Work to complete: Give back all the data exactly, line by line.

::::

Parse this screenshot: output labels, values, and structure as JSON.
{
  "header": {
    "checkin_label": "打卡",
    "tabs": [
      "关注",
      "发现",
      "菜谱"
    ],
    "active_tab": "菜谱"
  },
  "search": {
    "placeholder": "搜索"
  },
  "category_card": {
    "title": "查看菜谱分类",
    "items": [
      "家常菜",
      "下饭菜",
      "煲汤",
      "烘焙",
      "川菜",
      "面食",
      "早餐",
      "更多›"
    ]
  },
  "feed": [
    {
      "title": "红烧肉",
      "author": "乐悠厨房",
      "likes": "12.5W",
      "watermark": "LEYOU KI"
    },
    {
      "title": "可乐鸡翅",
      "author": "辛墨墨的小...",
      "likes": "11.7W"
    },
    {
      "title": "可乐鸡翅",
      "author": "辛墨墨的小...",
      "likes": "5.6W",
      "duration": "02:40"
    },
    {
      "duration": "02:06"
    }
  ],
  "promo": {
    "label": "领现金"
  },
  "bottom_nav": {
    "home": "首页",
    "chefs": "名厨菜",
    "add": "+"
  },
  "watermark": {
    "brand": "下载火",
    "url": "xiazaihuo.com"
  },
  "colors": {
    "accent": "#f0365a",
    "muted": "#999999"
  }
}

::::

Full response:
Parse this screenshot: output labels, values, and structure as JSON.
{
  "header": {
    "checkin_label": "打卡",
    "tabs": [
      "关注",
      "发现",
      "菜谱"
    ],
    "active_tab": "菜谱"
  },
  "search": {
    "placeholder": "搜索"
  },
  "category_card": {
    "title": "查看菜谱分类",
    "items": [
      "家常菜",
      "下饭菜",
      "煲汤",
      "烘焙",
      "川菜",
      "面食",
      "早餐",
      "更多›"
    ]
  },
  "feed": [
    {
      "title": "红烧肉",
      "author": "乐悠厨房",
      "likes": "12.5W",
      "watermark": "LEYOU KI"
    },
    {
      "title": "可乐鸡翅",
      "author": "辛墨墨的小...",
      "likes": "11.7W"
    },
    {
      "title": "可乐鸡翅",
      "author": "辛墨墨的小...",
      "likes": "5.6W",
      "duration": "02:40"
    },
    {
      "duration": "02:06"
    }
  ],
  "promo": {
    "label": "领现金"
  },
  "bottom_nav": {
    "home": "首页",
    "chefs": "名厨菜",
    "add": "+"
  },
  "watermark": {
    "brand": "下载火",
    "url": "xiazaihuo.com"
  },
  "colors": {
    "accent": "#f0365a",
    "muted": "#999999"
  }
}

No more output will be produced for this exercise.